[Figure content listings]
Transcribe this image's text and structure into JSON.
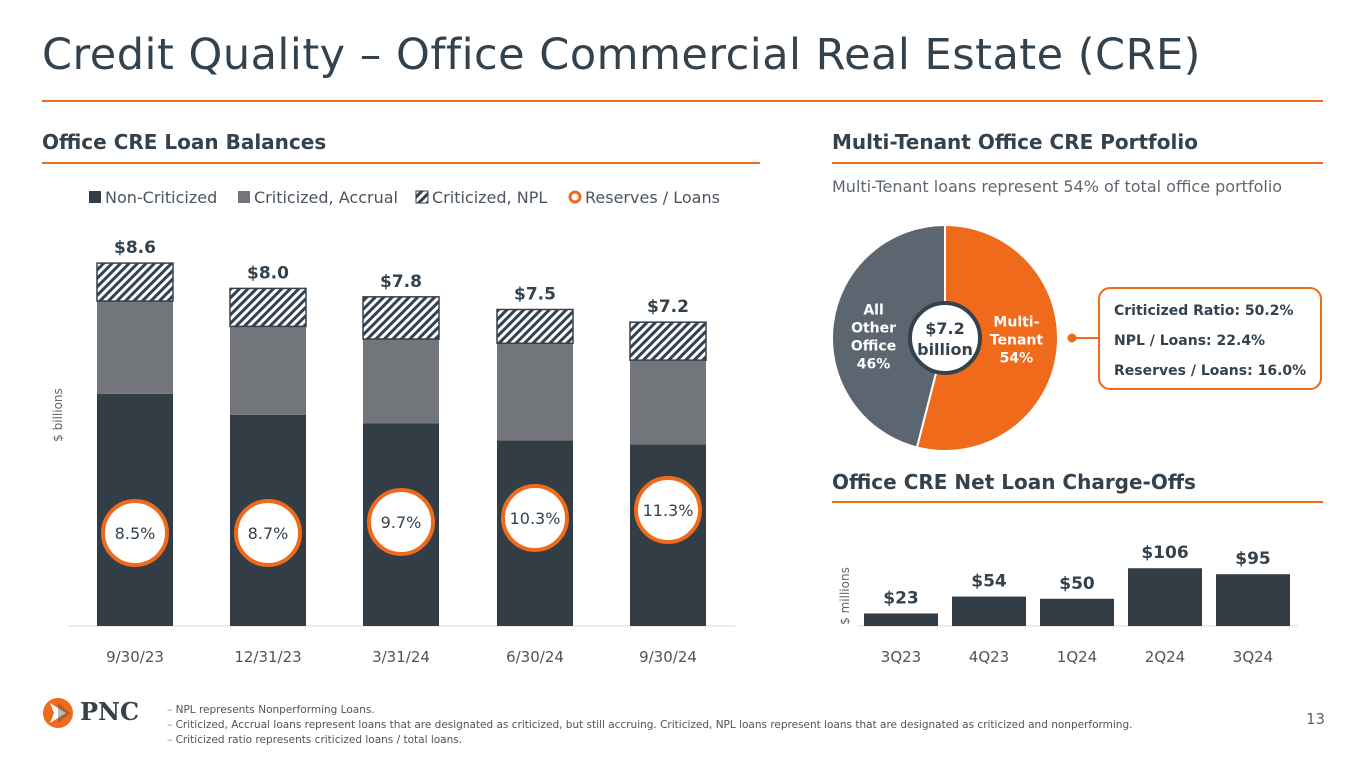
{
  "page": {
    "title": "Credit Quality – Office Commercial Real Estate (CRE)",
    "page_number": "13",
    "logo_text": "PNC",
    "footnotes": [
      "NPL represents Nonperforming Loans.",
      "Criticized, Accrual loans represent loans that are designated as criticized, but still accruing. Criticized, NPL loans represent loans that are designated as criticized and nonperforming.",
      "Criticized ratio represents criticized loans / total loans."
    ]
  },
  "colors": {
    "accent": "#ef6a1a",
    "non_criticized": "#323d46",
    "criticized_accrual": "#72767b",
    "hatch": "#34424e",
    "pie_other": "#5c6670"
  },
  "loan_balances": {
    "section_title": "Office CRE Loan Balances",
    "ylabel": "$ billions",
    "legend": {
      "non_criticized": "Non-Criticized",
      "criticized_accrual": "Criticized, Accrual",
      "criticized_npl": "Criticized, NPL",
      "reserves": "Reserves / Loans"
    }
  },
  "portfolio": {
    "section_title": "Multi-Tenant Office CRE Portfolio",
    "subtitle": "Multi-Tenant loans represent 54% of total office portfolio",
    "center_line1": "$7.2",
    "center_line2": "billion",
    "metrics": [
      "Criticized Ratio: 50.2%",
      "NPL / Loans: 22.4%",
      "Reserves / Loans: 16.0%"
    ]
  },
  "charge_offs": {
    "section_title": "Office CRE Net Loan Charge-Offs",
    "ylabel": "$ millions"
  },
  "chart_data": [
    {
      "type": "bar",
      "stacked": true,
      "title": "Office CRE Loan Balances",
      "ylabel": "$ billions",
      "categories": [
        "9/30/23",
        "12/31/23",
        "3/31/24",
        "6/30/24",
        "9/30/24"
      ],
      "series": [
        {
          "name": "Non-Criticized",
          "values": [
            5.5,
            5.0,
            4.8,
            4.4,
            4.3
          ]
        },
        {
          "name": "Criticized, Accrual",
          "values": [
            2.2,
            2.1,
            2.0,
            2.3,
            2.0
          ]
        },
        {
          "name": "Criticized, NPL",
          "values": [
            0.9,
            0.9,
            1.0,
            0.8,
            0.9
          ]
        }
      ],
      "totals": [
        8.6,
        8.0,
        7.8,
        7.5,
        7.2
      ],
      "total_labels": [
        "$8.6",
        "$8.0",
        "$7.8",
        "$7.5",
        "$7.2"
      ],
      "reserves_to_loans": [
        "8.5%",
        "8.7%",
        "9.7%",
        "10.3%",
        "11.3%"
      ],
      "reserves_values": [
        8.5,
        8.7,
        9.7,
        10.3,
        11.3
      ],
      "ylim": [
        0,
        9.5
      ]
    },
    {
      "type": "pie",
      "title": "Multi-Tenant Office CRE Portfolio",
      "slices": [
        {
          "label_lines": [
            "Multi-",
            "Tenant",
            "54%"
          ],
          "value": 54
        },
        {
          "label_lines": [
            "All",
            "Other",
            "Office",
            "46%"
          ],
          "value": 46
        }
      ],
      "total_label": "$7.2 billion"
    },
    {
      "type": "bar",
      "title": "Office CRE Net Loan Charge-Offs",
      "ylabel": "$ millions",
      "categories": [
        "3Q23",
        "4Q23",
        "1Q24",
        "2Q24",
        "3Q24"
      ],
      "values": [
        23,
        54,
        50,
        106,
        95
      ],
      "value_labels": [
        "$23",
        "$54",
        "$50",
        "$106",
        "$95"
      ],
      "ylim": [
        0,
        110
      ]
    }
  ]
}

PROBLEM REQUIREMENTS
Set down every entry word for word, but omit the pictures.

SOLUTION TO THIS EXERCISE
Transcribe this image's text and structure into JSON.
{
  "page": {
    "title": "Credit Quality – Office Commercial Real Estate (CRE)",
    "page_number": "13",
    "logo_text": "PNC",
    "footnotes": [
      "NPL represents Nonperforming Loans.",
      "Criticized, Accrual loans represent loans that are designated as criticized, but still accruing. Criticized, NPL loans represent loans that are designated as criticized and nonperforming.",
      "Criticized ratio represents criticized loans / total loans."
    ]
  },
  "colors": {
    "accent": "#ef6a1a",
    "non_criticized": "#323d46",
    "criticized_accrual": "#72767b",
    "hatch": "#34424e",
    "pie_other": "#5c6670"
  },
  "loan_balances": {
    "section_title": "Office CRE Loan Balances",
    "ylabel": "$ billions",
    "legend": {
      "non_criticized": "Non-Criticized",
      "criticized_accrual": "Criticized, Accrual",
      "criticized_npl": "Criticized, NPL",
      "reserves": "Reserves / Loans"
    }
  },
  "portfolio": {
    "section_title": "Multi-Tenant Office CRE Portfolio",
    "subtitle": "Multi-Tenant loans represent 54% of total office portfolio",
    "center_line1": "$7.2",
    "center_line2": "billion",
    "metrics": [
      "Criticized Ratio: 50.2%",
      "NPL / Loans: 22.4%",
      "Reserves / Loans: 16.0%"
    ]
  },
  "charge_offs": {
    "section_title": "Office CRE Net Loan Charge-Offs",
    "ylabel": "$ millions"
  },
  "chart_data": [
    {
      "type": "bar",
      "stacked": true,
      "title": "Office CRE Loan Balances",
      "ylabel": "$ billions",
      "categories": [
        "9/30/23",
        "12/31/23",
        "3/31/24",
        "6/30/24",
        "9/30/24"
      ],
      "series": [
        {
          "name": "Non-Criticized",
          "values": [
            5.5,
            5.0,
            4.8,
            4.4,
            4.3
          ]
        },
        {
          "name": "Criticized, Accrual",
          "values": [
            2.2,
            2.1,
            2.0,
            2.3,
            2.0
          ]
        },
        {
          "name": "Criticized, NPL",
          "values": [
            0.9,
            0.9,
            1.0,
            0.8,
            0.9
          ]
        }
      ],
      "totals": [
        8.6,
        8.0,
        7.8,
        7.5,
        7.2
      ],
      "total_labels": [
        "$8.6",
        "$8.0",
        "$7.8",
        "$7.5",
        "$7.2"
      ],
      "reserves_to_loans": [
        "8.5%",
        "8.7%",
        "9.7%",
        "10.3%",
        "11.3%"
      ],
      "reserves_values": [
        8.5,
        8.7,
        9.7,
        10.3,
        11.3
      ],
      "ylim": [
        0,
        9.5
      ]
    },
    {
      "type": "pie",
      "title": "Multi-Tenant Office CRE Portfolio",
      "slices": [
        {
          "label_lines": [
            "Multi-",
            "Tenant",
            "54%"
          ],
          "value": 54
        },
        {
          "label_lines": [
            "All",
            "Other",
            "Office",
            "46%"
          ],
          "value": 46
        }
      ],
      "total_label": "$7.2 billion"
    },
    {
      "type": "bar",
      "title": "Office CRE Net Loan Charge-Offs",
      "ylabel": "$ millions",
      "categories": [
        "3Q23",
        "4Q23",
        "1Q24",
        "2Q24",
        "3Q24"
      ],
      "values": [
        23,
        54,
        50,
        106,
        95
      ],
      "value_labels": [
        "$23",
        "$54",
        "$50",
        "$106",
        "$95"
      ],
      "ylim": [
        0,
        110
      ]
    }
  ]
}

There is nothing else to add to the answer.